Identify all lines below that hold "Figure" and collect them.

Dataset records:
————
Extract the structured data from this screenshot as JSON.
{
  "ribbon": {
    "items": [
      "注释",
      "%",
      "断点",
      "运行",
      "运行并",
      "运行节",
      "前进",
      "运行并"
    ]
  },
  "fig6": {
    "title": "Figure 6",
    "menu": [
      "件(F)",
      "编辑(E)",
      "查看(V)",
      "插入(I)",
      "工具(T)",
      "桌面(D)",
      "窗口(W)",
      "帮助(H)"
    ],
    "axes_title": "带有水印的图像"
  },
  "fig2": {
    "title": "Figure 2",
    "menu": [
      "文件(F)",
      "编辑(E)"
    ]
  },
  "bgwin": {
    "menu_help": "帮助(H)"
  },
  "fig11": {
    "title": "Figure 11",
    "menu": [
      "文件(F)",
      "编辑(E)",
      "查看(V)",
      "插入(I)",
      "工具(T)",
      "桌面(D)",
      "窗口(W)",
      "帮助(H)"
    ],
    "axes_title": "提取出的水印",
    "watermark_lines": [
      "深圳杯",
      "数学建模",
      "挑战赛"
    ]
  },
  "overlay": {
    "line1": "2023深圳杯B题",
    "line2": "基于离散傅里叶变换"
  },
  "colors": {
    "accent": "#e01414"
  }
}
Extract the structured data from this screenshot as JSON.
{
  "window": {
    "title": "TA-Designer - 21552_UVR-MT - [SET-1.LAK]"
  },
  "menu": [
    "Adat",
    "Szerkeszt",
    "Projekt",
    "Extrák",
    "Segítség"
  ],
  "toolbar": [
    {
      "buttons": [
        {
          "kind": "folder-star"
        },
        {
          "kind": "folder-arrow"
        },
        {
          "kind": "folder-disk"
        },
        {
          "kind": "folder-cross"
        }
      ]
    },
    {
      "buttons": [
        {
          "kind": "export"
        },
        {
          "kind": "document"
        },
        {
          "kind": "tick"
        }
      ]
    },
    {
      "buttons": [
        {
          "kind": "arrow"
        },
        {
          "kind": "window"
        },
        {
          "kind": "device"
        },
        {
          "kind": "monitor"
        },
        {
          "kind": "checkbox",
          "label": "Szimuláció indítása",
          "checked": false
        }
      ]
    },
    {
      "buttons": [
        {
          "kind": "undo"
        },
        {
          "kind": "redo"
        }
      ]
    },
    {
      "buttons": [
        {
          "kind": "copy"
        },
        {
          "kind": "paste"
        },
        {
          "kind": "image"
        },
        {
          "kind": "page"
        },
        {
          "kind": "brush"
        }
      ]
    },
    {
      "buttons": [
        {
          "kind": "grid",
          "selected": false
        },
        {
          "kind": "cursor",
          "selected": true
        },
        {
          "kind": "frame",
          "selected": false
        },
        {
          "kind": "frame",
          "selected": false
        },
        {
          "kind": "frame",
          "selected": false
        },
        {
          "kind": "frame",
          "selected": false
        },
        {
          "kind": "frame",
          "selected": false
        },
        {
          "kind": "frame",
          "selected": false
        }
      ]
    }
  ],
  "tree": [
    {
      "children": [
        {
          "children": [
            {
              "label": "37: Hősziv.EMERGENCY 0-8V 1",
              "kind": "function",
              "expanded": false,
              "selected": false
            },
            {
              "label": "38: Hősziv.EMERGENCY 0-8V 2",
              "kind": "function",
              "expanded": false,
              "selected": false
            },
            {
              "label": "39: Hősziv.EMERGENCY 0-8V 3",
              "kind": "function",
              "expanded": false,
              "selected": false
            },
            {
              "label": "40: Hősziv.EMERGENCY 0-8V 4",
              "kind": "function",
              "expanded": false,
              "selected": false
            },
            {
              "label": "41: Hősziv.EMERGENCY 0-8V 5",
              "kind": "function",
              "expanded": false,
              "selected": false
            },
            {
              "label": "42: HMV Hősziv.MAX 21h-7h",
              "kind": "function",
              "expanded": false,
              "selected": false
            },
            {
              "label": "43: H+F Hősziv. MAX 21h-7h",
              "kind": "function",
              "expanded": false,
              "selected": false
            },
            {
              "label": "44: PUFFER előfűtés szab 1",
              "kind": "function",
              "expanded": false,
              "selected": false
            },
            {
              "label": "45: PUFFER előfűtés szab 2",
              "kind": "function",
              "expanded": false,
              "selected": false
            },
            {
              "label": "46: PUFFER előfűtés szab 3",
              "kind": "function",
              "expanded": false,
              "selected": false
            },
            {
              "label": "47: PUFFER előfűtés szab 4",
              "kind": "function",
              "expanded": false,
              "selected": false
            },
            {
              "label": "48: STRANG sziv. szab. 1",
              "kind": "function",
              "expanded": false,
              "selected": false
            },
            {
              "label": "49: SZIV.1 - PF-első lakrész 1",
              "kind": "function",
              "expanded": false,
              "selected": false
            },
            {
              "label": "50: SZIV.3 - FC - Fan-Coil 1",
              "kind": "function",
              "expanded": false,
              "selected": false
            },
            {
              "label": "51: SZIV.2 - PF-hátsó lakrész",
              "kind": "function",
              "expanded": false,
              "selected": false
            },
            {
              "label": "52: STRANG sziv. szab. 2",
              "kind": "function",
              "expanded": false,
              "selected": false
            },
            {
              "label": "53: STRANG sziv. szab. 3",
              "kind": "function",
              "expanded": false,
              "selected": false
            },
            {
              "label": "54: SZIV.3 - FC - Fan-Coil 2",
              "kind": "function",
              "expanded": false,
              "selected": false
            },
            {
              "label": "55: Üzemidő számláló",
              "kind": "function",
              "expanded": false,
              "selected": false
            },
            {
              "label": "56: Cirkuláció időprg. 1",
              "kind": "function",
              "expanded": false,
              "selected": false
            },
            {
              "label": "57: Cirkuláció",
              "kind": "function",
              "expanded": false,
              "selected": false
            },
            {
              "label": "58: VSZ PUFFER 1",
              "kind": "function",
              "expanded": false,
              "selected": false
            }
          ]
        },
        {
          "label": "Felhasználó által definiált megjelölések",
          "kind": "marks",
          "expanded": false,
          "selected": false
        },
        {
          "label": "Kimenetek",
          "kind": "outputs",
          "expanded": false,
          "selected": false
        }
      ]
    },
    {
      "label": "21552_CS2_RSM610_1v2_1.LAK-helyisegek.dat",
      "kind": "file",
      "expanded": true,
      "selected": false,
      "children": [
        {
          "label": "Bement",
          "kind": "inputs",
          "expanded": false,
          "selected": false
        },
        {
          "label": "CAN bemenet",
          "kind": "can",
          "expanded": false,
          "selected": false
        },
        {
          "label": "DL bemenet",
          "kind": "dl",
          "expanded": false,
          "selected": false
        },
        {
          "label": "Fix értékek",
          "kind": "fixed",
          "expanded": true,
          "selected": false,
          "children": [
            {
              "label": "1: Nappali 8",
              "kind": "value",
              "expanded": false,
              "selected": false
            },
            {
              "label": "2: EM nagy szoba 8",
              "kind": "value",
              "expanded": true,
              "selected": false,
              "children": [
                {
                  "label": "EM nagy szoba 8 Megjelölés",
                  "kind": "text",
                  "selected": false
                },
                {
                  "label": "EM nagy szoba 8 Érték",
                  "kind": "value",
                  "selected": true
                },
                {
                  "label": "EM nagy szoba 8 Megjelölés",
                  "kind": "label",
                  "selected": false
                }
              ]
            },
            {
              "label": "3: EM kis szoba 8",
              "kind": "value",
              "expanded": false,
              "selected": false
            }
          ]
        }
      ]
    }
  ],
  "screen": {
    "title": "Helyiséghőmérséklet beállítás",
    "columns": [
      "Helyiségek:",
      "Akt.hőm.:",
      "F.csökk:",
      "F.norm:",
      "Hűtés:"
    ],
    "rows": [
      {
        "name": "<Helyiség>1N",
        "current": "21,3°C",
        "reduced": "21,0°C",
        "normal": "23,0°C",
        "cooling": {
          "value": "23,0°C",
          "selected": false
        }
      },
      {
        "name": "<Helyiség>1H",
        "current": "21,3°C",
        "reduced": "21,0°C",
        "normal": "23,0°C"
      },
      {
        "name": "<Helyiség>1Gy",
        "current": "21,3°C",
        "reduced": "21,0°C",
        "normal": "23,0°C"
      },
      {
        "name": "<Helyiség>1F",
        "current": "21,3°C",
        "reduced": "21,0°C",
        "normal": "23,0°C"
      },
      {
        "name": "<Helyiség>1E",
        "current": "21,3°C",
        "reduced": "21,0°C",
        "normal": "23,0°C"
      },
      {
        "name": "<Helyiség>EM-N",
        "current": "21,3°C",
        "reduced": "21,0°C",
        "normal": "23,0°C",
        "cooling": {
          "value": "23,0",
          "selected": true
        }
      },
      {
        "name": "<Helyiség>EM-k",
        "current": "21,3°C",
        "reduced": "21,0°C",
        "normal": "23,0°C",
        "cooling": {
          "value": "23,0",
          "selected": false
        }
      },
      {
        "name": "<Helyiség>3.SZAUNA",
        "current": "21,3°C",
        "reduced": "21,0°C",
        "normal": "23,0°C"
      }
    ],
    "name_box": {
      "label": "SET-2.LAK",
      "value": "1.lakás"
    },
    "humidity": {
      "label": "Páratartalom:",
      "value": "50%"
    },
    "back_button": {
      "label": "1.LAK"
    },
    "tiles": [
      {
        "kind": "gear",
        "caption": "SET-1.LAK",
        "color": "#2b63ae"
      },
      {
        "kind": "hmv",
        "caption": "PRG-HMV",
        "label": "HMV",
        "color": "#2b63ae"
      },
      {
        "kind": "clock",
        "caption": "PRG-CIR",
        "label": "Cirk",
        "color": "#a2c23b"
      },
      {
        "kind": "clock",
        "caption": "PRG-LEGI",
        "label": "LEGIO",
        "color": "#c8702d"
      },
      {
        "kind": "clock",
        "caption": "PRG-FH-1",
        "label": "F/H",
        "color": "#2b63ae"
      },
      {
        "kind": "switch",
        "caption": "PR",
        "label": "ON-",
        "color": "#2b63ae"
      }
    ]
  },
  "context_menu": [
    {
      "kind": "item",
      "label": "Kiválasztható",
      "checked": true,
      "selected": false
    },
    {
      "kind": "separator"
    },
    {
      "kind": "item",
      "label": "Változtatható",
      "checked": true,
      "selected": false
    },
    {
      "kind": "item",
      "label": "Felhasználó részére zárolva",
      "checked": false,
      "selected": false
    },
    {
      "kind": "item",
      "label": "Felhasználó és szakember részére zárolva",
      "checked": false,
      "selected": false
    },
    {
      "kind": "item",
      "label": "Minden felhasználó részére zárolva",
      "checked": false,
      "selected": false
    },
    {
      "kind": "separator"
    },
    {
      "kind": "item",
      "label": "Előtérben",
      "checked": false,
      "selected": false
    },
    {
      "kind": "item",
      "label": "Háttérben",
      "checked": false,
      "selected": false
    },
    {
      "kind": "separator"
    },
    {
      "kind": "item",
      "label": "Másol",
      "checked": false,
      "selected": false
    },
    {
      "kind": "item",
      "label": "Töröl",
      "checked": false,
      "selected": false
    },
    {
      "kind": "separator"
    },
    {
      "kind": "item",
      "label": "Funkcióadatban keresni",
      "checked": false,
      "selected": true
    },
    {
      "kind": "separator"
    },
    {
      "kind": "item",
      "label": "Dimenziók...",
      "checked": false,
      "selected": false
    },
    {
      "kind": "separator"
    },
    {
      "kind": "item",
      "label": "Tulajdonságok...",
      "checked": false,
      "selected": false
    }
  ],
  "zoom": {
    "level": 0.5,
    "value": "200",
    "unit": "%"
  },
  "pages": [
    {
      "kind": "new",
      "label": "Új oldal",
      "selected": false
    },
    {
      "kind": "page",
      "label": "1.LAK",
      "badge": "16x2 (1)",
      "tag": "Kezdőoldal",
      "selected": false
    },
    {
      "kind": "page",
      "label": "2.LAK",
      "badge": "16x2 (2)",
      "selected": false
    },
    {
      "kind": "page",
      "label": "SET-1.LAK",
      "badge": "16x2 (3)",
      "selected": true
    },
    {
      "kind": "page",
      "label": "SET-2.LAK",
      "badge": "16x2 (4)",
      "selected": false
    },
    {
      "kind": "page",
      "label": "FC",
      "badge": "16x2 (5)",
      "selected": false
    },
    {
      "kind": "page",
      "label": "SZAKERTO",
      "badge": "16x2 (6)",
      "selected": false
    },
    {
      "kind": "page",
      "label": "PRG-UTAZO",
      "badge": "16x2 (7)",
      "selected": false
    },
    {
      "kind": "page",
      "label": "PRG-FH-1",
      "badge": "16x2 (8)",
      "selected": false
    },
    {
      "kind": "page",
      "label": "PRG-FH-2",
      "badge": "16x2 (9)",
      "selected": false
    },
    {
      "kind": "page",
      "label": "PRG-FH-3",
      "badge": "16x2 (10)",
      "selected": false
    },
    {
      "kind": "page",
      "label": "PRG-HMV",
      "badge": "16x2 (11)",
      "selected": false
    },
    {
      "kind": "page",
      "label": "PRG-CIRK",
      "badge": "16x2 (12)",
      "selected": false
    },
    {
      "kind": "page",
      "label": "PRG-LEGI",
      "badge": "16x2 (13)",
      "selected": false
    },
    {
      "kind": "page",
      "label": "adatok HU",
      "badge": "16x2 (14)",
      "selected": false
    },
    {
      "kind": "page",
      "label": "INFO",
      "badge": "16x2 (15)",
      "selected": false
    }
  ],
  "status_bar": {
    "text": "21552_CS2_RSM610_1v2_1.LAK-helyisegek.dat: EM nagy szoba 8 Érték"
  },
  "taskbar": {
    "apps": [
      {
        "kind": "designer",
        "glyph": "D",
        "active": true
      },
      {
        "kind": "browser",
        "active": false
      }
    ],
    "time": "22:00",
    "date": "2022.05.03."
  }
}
————
Task response:
    "title": "Figure 6",
    "title": "Figure 2",
    "title": "Figure 11",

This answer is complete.